— Exercise task —
Please put the data into a Markdown table with the columns Row and Line, beginning at its first line and stopping after the line that contains "square-a8[interactable]: ♜ (10, 155, 57, 202)". Number each row and leave out blank lines.

»»

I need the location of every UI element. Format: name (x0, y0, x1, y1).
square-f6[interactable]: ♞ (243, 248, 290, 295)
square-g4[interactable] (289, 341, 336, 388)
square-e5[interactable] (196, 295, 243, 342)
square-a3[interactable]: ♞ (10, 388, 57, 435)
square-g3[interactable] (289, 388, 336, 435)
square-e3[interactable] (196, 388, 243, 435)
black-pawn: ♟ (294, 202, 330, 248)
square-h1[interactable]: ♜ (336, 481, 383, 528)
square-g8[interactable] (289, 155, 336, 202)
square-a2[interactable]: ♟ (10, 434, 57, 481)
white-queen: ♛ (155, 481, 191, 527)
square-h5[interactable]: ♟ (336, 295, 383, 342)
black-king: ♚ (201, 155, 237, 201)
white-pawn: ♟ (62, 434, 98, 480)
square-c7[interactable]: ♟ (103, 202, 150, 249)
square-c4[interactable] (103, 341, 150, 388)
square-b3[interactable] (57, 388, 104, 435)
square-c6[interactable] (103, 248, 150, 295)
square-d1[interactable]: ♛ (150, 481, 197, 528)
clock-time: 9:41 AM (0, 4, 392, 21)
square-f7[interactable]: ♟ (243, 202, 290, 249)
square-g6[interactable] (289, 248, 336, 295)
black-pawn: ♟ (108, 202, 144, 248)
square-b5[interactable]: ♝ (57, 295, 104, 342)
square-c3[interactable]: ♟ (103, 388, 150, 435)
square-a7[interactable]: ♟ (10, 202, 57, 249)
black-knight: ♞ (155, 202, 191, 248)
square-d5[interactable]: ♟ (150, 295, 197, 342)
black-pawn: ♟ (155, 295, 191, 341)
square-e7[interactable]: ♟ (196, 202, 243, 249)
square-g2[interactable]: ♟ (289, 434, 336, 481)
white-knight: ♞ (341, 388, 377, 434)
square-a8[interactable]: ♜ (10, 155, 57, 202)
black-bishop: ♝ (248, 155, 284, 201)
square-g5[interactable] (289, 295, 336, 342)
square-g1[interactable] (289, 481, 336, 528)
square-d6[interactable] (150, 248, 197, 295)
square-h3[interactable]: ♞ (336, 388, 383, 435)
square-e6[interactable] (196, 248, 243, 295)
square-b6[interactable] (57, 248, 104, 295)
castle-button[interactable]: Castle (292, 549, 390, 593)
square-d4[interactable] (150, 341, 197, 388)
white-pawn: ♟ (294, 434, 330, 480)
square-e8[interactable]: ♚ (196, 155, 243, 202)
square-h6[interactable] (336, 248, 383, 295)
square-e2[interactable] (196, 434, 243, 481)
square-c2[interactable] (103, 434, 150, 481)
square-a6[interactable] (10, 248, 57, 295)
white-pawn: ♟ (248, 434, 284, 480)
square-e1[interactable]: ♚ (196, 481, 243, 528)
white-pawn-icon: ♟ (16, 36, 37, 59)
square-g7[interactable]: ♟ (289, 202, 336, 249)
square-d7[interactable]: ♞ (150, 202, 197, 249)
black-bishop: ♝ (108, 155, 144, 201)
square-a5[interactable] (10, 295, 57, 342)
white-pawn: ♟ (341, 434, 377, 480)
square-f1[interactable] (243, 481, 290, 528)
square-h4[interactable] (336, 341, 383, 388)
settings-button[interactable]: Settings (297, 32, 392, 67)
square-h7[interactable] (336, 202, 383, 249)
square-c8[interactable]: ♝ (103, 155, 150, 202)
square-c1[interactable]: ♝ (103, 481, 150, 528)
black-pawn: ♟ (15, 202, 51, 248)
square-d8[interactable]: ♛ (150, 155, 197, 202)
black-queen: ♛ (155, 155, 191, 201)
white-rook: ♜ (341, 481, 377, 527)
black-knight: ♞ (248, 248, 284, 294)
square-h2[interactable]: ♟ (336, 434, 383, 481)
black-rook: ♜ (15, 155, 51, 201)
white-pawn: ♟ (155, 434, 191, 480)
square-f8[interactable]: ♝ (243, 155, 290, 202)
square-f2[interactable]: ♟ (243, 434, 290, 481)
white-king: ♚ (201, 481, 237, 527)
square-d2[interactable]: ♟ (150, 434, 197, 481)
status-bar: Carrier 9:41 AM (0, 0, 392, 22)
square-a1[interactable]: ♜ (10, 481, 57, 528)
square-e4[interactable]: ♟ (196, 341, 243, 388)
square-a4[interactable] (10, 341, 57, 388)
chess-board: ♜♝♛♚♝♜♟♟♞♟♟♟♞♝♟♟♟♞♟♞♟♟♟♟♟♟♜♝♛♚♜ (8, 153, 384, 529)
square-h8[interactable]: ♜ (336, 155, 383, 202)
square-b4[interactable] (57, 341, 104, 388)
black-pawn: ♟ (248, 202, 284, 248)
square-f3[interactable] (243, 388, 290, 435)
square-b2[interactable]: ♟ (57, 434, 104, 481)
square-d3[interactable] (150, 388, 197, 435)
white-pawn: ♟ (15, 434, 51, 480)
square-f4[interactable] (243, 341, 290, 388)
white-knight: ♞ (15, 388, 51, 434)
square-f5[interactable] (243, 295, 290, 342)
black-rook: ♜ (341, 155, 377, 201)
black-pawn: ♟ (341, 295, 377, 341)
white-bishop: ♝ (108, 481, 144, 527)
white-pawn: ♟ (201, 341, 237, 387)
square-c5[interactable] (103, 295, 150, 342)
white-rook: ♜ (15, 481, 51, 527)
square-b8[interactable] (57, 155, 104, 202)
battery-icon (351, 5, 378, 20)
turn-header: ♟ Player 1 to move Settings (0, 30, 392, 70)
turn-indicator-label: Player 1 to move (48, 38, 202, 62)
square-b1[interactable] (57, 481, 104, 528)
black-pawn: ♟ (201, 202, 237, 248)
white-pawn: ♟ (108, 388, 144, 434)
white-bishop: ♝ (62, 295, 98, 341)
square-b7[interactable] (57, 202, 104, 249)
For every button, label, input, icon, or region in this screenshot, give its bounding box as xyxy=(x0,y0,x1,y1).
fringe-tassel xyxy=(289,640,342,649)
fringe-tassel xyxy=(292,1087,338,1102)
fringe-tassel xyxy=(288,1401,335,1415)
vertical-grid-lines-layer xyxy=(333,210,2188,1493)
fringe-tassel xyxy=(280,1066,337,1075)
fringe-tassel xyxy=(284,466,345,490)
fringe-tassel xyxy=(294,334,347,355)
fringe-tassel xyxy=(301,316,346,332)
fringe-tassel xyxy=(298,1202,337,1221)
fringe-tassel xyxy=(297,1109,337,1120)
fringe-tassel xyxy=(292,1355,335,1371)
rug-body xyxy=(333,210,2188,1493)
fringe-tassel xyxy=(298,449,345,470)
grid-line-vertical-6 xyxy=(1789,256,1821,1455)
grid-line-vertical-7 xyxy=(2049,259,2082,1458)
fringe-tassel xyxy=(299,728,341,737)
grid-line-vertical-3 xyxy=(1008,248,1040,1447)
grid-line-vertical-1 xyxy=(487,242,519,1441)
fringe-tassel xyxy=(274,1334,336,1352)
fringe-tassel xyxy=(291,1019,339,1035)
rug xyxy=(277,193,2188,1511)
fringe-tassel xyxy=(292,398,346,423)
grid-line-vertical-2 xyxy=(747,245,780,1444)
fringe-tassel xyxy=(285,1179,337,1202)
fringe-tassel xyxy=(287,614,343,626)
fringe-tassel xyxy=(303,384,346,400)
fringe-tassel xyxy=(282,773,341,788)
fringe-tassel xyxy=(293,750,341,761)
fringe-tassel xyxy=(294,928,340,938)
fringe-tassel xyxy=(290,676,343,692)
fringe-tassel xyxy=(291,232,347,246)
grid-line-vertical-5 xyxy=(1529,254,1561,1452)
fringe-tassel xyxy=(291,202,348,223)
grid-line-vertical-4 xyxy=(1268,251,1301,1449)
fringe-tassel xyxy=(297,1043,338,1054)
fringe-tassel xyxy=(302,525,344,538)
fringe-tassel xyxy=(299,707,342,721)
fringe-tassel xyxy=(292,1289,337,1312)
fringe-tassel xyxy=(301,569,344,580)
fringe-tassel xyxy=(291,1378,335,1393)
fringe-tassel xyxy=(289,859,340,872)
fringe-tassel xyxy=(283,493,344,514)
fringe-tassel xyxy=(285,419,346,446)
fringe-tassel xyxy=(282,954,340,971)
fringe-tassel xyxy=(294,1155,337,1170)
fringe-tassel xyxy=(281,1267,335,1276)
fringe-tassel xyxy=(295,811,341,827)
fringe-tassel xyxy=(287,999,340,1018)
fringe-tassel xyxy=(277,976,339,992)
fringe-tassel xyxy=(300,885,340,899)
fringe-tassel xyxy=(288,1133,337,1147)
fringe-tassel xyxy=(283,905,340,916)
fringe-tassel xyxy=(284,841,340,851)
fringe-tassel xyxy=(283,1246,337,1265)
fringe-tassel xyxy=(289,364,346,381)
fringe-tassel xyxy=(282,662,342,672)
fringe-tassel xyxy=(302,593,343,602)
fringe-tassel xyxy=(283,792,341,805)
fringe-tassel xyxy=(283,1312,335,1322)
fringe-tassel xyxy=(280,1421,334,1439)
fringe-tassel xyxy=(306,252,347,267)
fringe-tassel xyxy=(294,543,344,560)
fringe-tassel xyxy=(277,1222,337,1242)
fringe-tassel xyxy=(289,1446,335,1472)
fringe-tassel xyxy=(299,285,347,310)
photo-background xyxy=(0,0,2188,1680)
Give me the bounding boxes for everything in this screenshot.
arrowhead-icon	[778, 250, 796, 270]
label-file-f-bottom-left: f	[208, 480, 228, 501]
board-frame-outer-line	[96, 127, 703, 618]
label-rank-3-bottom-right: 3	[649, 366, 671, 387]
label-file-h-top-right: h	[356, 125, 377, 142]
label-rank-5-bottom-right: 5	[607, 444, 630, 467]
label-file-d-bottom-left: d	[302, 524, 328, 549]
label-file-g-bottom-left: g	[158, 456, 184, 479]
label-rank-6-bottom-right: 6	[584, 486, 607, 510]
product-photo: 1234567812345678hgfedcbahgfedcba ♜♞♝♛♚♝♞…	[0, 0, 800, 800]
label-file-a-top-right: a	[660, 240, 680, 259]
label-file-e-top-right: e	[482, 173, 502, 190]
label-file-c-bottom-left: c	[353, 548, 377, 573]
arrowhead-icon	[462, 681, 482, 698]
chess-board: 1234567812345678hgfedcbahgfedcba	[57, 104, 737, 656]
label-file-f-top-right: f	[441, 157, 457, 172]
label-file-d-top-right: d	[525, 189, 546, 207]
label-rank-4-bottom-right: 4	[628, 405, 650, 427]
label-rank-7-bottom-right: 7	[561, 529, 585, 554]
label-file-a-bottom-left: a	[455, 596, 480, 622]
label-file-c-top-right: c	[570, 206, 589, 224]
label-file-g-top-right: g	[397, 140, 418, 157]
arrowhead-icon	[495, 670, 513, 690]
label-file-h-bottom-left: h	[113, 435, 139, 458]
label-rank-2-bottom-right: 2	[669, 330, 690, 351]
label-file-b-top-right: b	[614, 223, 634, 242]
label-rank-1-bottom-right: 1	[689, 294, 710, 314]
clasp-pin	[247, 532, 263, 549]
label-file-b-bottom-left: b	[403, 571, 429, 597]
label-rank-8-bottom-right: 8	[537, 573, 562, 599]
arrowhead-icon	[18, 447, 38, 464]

««

— Solution to the problem —
| Row | Line |
|---|---|
| 1 | I need the location of every UI element. Format: name (x0, y0, x1, y1). |
| 2 | square-f6[interactable]: ♞ (243, 248, 290, 295) |
| 3 | square-g4[interactable] (289, 341, 336, 388) |
| 4 | square-e5[interactable] (196, 295, 243, 342) |
| 5 | square-a3[interactable]: ♞ (10, 388, 57, 435) |
| 6 | square-g3[interactable] (289, 388, 336, 435) |
| 7 | square-e3[interactable] (196, 388, 243, 435) |
| 8 | black-pawn: ♟ (294, 202, 330, 248) |
| 9 | square-h1[interactable]: ♜ (336, 481, 383, 528) |
| 10 | square-g8[interactable] (289, 155, 336, 202) |
| 11 | square-a2[interactable]: ♟ (10, 434, 57, 481) |
| 12 | white-queen: ♛ (155, 481, 191, 527) |
| 13 | square-h5[interactable]: ♟ (336, 295, 383, 342) |
| 14 | black-king: ♚ (201, 155, 237, 201) |
| 15 | white-pawn: ♟ (62, 434, 98, 480) |
| 16 | square-c7[interactable]: ♟ (103, 202, 150, 249) |
| 17 | square-c4[interactable] (103, 341, 150, 388) |
| 18 | square-b3[interactable] (57, 388, 104, 435) |
| 19 | square-c6[interactable] (103, 248, 150, 295) |
| 20 | square-d1[interactable]: ♛ (150, 481, 197, 528) |
| 21 | clock-time: 9:41 AM (0, 4, 392, 21) |
| 22 | square-f7[interactable]: ♟ (243, 202, 290, 249) |
| 23 | square-g6[interactable] (289, 248, 336, 295) |
| 24 | black-pawn: ♟ (108, 202, 144, 248) |
| 25 | square-b5[interactable]: ♝ (57, 295, 104, 342) |
| 26 | square-c3[interactable]: ♟ (103, 388, 150, 435) |
| 27 | square-a7[interactable]: ♟ (10, 202, 57, 249) |
| 28 | black-knight: ♞ (155, 202, 191, 248) |
| 29 | square-d5[interactable]: ♟ (150, 295, 197, 342) |
| 30 | black-pawn: ♟ (155, 295, 191, 341) |
| 31 | square-e7[interactable]: ♟ (196, 202, 243, 249) |
| 32 | square-g2[interactable]: ♟ (289, 434, 336, 481) |
| 33 | white-knight: ♞ (341, 388, 377, 434) |
| 34 | square-a8[interactable]: ♜ (10, 155, 57, 202) |